[Collected data]
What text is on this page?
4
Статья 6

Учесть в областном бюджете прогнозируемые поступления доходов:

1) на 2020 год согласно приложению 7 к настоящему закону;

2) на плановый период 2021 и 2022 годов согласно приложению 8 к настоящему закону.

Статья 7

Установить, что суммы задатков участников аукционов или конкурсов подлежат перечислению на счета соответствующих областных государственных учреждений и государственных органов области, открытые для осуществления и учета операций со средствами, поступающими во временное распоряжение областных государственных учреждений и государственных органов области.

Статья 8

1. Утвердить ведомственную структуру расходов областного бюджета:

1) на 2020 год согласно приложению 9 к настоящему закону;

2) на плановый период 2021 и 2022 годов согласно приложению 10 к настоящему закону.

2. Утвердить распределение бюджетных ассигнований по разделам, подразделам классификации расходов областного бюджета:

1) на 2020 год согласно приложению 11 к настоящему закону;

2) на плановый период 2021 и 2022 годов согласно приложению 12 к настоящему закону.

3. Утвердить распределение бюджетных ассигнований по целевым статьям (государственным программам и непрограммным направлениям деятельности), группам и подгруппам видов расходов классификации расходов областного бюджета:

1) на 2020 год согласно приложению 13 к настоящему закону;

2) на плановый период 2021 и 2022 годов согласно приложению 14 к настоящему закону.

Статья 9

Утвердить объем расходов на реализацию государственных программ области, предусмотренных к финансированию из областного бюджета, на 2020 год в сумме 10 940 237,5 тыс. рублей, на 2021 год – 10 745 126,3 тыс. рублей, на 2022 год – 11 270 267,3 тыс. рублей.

> WORK REQUIRED
Return each line of the records above exactly as it reads.

> CORRECT RESPONSE
What text is on this page?
4
Статья 6

Учесть в областном бюджете прогнозируемые поступления доходов:

1) на 2020 год согласно приложению 7 к настоящему закону;

2) на плановый период 2021 и 2022 годов согласно приложению 8 к настоящему закону.

Статья 7

Установить, что суммы задатков участников аукционов или конкурсов подлежат перечислению на счета соответствующих областных государственных учреждений и государственных органов области, открытые для осуществления и учета операций со средствами, поступающими во временное распоряжение областных государственных учреждений и государственных органов области.

Статья 8

1. Утвердить ведомственную структуру расходов областного бюджета:

1) на 2020 год согласно приложению 9 к настоящему закону;

2) на плановый период 2021 и 2022 годов согласно приложению 10 к настоящему закону.

2. Утвердить распределение бюджетных ассигнований по разделам, подразделам классификации расходов областного бюджета:

1) на 2020 год согласно приложению 11 к настоящему закону;

2) на плановый период 2021 и 2022 годов согласно приложению 12 к настоящему закону.

3. Утвердить распределение бюджетных ассигнований по целевым статьям (государственным программам и непрограммным направлениям деятельности), группам и подгруппам видов расходов классификации расходов областного бюджета:

1) на 2020 год согласно приложению 13 к настоящему закону;

2) на плановый период 2021 и 2022 годов согласно приложению 14 к настоящему закону.

Статья 9

Утвердить объем расходов на реализацию государственных программ области, предусмотренных к финансированию из областного бюджета, на 2020 год в сумме 10 940 237,5 тыс. рублей, на 2021 год – 10 745 126,3 тыс. рублей, на 2022 год – 11 270 267,3 тыс. рублей.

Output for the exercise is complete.